*Stated task A:*
According to the Health Check Service article, why does enabling the service with asadmin include the argument --dynamic=true?
*Stated task B:*
Name every threshold level that the Health Check Service article says can be specified for most of the checks.
*Stated task C:*
Please transcribe the Health Check Service article from "Selection_107" to "using a web UI.".

*Document:*
▽
The Health Check Service In-Depth - Payara Server 5

Photo of Ondro Mihályi by Ondro Mihályi

This is an updated blog of the original which was published in May 2016

Payara Server provides the Health Check Service for automatic self-monitoring in order to detect future problems as soon as possible. When enabled, the Health Check Service periodically checks some low level metrics. Whenever it detects that a threshold is not met, it triggers alert notifications that allow to detect undesired behavior and predict possible failures. All of these automatic checks are very lightweight and run with a negligible impact on performance.

The Health Check Service periodically checks several metrics, such as CPU and memory usage. If any of these metrics exceed a configured threshold, then a notification message is sent through the Notification service to an appropriate notifier. The default Log notifier prints the message to Payara Server's log file with an appropriate log level. Other notifiers can process notifications further or forward them to external systems. When properly configured, this mechanism helps to rapidly detect problems or work out what happened after problems had occurred. It also provides enough flexibility to route the information about detected anomalies to external systems to store the information, process it and even attempt to heal some problems automatically.

For most of the checks, threshold configurations can be specified in 3 different levels: good, warning and critical. When the threshold is not met, the Health Check Service will trigger a notification with the level of Warning, Error or Critical respectively and will continue to do so periodically until the threshold is met.

This is how the notifications routed to the server's log file might look like in a log viewer:Selection_108Or, if we enable a JMS notifier, the Health Check notifications will also end up in a JMS queue. Here is how a message would look like in an ActiveMQ broker's queue:

Selection_107

The Health Check service functionality is available in the core Payara Platform and therefore also in Payara Micro. It can be configured in both Payara Server and Payara Micro using the same asadmin commands. Payara Server also provides Admin Console to configure everything using a web UI.

Let's Get Started: Enable the Health Check Service

The Health Check Service is not enabled by default. It can be easily enabled in Payara Server's Admin Console, in the HealthCheck configuration page:

Selection_109

You can also enable it using the asadmin set-healthcheck-configuration command:

asadmin> set-healthcheck-configuration --enabled=true --dynamic=true

The argument --dynamic=true is necessary to turn on the service for a running server, otherwise it would only be applied after a server restart.

We can check the actual configuration of the Health Check Service and all its metrics using asadmin get-healthcheck-configuration:

asadmin> get-healthcheck-configuration

This is an example output from the above command, after some Health Check services have been configured:

Health Check Service Configuration is enabled?: true
Historical Tracing Enabled?: false
Name Notifier Enabled
SNMP false
CDIEVENTBUS false
EMAIL false
SLACK false
EVENTBUS false
JMS false
NEWRELIC false
LOG true
XMPP false
HIPCHAT false
DATADOG false
Below are the list of configuration details of each checker listed by its name.
△
*Data excerpt:*
▽
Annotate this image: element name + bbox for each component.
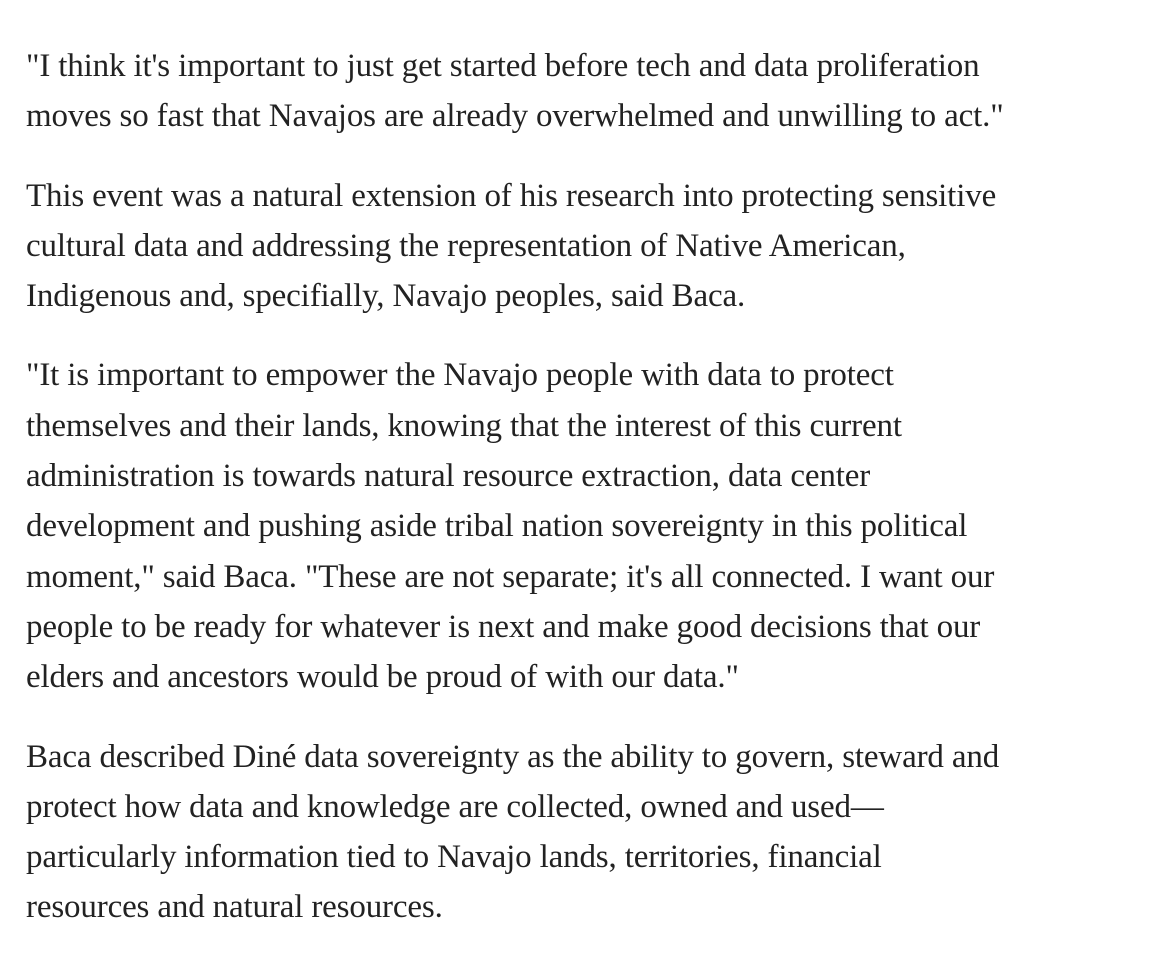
△
*Task answer A:*
The argument --dynamic=true turns on the service for a server that is already running. Without it, the setting would only be applied after a server restart.

*Task answer B:*
good, warning, critical

*Task answer C:*
Selection_107

The Health Check service functionality is available in the core Payara Platform and therefore also in Payara Micro. It can be configured in both Payara Server and Payara Micro using the same asadmin commands. Payara Server also provides Admin Console to configure everything using a web UI.